Dataset content
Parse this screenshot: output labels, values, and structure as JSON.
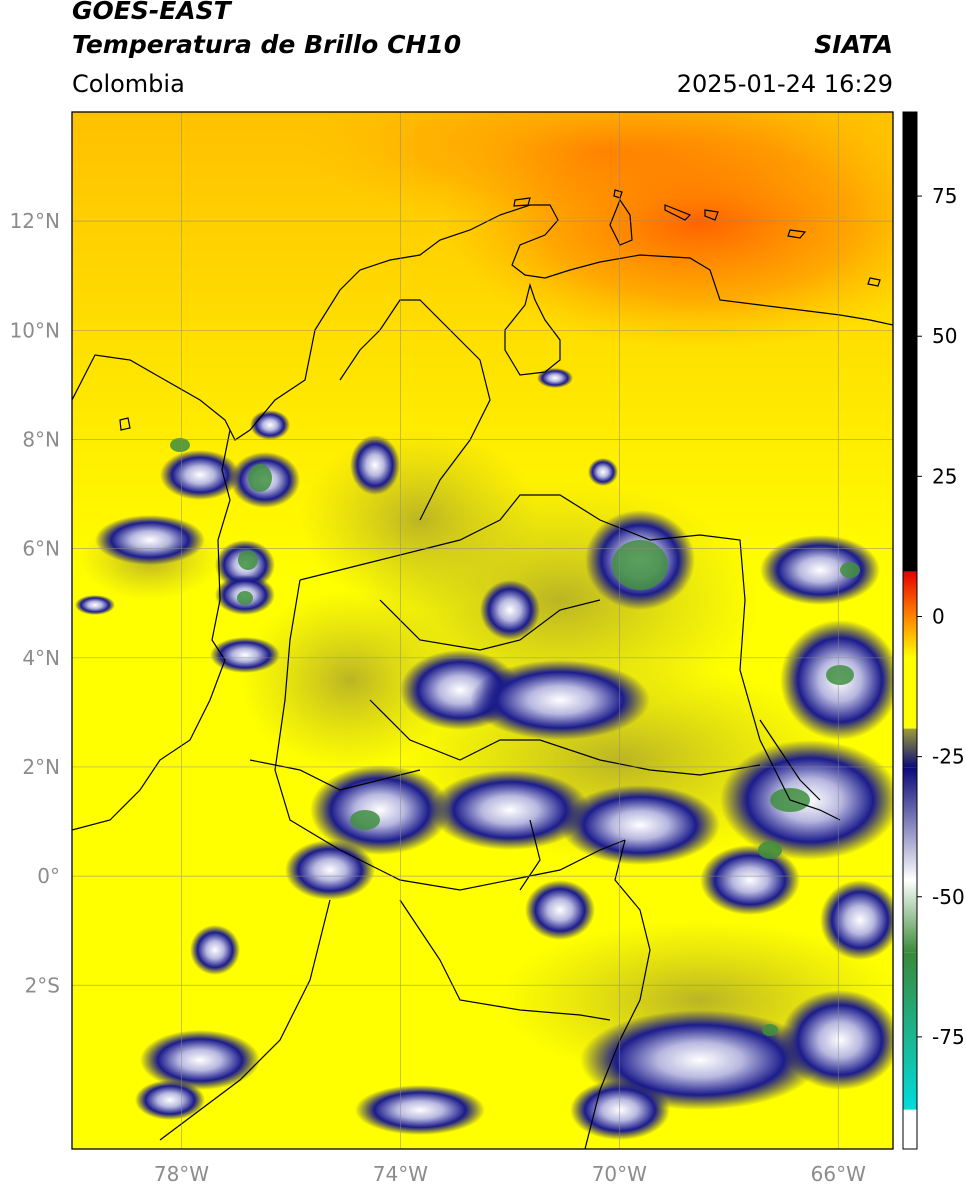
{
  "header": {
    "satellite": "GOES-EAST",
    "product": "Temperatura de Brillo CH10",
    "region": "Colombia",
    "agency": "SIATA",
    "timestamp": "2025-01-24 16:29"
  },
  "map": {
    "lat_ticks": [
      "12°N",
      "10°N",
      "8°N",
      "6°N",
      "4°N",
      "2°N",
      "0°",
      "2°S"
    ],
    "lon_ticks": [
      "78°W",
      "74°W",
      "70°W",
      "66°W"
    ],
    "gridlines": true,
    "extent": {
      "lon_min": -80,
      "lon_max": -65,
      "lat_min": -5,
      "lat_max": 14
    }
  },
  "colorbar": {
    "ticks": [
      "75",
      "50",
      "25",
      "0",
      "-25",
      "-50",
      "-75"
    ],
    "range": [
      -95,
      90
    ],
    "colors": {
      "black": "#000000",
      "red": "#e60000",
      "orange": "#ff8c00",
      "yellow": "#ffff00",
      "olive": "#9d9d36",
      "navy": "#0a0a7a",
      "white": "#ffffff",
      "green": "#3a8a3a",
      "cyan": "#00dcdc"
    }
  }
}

==

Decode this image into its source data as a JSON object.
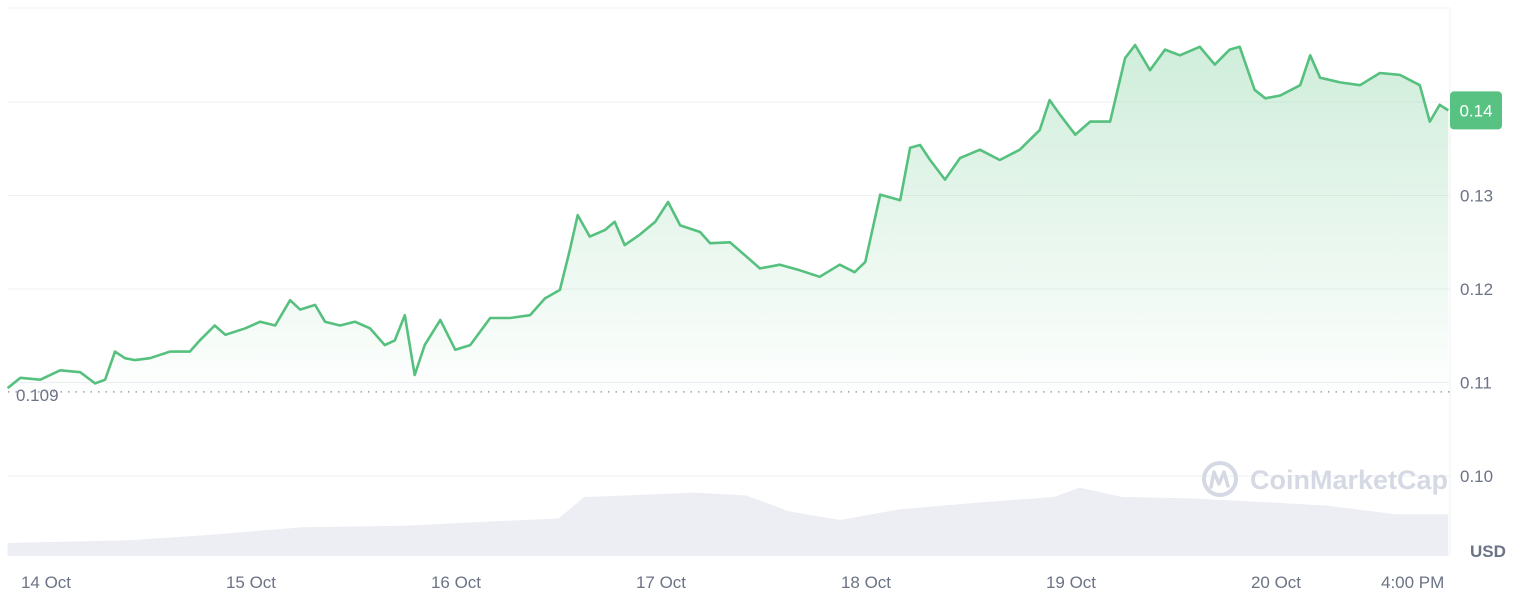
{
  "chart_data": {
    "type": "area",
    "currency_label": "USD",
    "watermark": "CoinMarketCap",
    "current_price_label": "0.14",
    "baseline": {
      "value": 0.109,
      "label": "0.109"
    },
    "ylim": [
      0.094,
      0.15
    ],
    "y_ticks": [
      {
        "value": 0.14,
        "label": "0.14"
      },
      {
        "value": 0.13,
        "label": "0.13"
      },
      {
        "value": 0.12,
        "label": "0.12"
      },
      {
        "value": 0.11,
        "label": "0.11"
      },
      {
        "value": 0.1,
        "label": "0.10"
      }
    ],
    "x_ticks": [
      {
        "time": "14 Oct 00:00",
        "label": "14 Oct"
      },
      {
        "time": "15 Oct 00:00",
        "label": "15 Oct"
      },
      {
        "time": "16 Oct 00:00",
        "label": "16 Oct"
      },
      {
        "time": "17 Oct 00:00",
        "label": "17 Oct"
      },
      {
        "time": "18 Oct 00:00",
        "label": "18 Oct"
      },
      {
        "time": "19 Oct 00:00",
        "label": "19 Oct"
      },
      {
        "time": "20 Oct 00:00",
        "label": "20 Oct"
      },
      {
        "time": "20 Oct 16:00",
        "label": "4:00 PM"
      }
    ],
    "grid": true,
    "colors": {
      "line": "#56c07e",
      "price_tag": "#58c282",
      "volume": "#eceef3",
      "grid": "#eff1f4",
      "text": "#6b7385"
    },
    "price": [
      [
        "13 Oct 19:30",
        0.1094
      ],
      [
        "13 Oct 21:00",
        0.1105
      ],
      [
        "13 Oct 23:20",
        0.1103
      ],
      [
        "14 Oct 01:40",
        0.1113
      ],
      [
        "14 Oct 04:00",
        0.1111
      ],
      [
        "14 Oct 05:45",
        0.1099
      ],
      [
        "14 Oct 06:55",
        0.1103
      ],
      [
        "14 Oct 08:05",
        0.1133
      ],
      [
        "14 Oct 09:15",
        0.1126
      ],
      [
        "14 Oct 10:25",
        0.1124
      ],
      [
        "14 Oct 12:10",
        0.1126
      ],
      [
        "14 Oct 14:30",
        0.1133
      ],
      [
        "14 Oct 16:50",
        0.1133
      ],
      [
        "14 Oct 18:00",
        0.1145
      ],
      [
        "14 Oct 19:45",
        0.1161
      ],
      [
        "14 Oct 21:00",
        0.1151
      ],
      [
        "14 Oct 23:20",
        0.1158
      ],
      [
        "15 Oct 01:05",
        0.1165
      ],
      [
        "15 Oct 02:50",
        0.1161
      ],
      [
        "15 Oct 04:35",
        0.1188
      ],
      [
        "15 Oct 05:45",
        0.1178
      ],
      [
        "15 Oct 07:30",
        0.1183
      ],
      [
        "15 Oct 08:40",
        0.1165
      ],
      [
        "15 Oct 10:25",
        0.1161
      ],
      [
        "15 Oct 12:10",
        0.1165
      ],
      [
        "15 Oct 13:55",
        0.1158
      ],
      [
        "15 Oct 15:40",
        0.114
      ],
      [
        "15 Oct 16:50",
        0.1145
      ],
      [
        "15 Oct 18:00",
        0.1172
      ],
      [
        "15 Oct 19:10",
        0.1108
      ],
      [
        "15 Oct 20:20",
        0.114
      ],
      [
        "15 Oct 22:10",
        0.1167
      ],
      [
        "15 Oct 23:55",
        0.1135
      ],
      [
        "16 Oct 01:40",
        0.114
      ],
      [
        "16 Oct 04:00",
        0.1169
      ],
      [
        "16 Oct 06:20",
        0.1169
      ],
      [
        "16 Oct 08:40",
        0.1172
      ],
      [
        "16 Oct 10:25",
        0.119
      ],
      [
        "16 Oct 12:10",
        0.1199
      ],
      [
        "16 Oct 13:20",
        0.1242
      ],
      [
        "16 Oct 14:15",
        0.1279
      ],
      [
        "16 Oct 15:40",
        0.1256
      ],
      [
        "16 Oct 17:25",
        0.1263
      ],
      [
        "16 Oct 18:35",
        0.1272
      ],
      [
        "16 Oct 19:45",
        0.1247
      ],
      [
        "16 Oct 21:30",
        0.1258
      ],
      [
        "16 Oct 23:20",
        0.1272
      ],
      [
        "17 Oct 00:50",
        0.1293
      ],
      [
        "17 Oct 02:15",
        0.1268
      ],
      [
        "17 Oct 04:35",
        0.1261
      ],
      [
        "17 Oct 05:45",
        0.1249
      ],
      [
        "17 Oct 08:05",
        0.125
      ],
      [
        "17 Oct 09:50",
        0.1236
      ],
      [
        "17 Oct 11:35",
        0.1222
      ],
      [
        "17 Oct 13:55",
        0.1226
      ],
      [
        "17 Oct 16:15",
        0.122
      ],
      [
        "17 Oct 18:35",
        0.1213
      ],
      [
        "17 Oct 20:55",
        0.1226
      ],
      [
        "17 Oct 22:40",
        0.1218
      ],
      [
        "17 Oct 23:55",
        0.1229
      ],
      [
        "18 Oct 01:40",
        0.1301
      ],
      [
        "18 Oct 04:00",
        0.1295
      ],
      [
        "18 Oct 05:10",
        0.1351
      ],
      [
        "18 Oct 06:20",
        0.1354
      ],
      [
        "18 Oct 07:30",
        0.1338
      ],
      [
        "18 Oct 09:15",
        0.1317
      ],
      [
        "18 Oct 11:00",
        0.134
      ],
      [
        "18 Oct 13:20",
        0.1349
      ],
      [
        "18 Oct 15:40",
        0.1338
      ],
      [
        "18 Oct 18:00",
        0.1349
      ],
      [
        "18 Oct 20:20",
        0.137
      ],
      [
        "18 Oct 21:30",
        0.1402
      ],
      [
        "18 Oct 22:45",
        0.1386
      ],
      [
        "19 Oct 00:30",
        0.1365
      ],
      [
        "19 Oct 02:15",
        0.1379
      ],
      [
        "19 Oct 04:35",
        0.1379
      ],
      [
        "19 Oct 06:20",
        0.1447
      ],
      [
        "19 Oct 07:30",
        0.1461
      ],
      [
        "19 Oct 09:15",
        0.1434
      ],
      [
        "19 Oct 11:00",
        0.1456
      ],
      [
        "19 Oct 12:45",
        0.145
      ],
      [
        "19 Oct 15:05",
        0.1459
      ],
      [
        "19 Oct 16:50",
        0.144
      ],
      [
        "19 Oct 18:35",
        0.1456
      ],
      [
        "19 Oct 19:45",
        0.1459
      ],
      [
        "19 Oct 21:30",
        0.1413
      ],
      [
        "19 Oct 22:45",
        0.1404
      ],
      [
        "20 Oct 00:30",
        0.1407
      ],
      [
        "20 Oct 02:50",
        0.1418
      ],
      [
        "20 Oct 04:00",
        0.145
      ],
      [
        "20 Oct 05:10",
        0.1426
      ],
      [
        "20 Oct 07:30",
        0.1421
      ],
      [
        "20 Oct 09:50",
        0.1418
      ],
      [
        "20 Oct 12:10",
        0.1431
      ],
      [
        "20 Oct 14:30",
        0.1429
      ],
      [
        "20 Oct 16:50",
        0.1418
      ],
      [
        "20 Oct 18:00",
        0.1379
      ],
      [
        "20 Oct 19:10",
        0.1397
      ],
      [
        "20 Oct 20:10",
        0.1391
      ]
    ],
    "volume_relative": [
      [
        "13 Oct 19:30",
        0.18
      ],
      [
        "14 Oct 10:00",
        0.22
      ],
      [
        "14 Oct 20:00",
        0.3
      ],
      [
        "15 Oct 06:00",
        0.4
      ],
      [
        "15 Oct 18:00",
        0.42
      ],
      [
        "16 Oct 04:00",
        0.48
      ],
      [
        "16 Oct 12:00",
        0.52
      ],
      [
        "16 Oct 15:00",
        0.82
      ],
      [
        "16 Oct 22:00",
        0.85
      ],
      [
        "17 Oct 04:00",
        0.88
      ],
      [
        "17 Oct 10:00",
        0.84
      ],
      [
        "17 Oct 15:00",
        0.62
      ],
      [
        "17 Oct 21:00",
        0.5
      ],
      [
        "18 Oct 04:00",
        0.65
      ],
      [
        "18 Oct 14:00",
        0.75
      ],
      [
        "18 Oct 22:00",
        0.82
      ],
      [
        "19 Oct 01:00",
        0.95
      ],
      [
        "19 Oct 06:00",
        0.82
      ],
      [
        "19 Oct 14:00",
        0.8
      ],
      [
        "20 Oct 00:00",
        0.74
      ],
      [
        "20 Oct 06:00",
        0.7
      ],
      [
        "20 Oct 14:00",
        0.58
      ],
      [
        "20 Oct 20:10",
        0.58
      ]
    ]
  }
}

Given exercise
Only lines with the word "this" should be collected from the material.

Result below
Parse this screenshot: output labels, values, and structure as JSON.
Decode this image into its source data as a JSON object.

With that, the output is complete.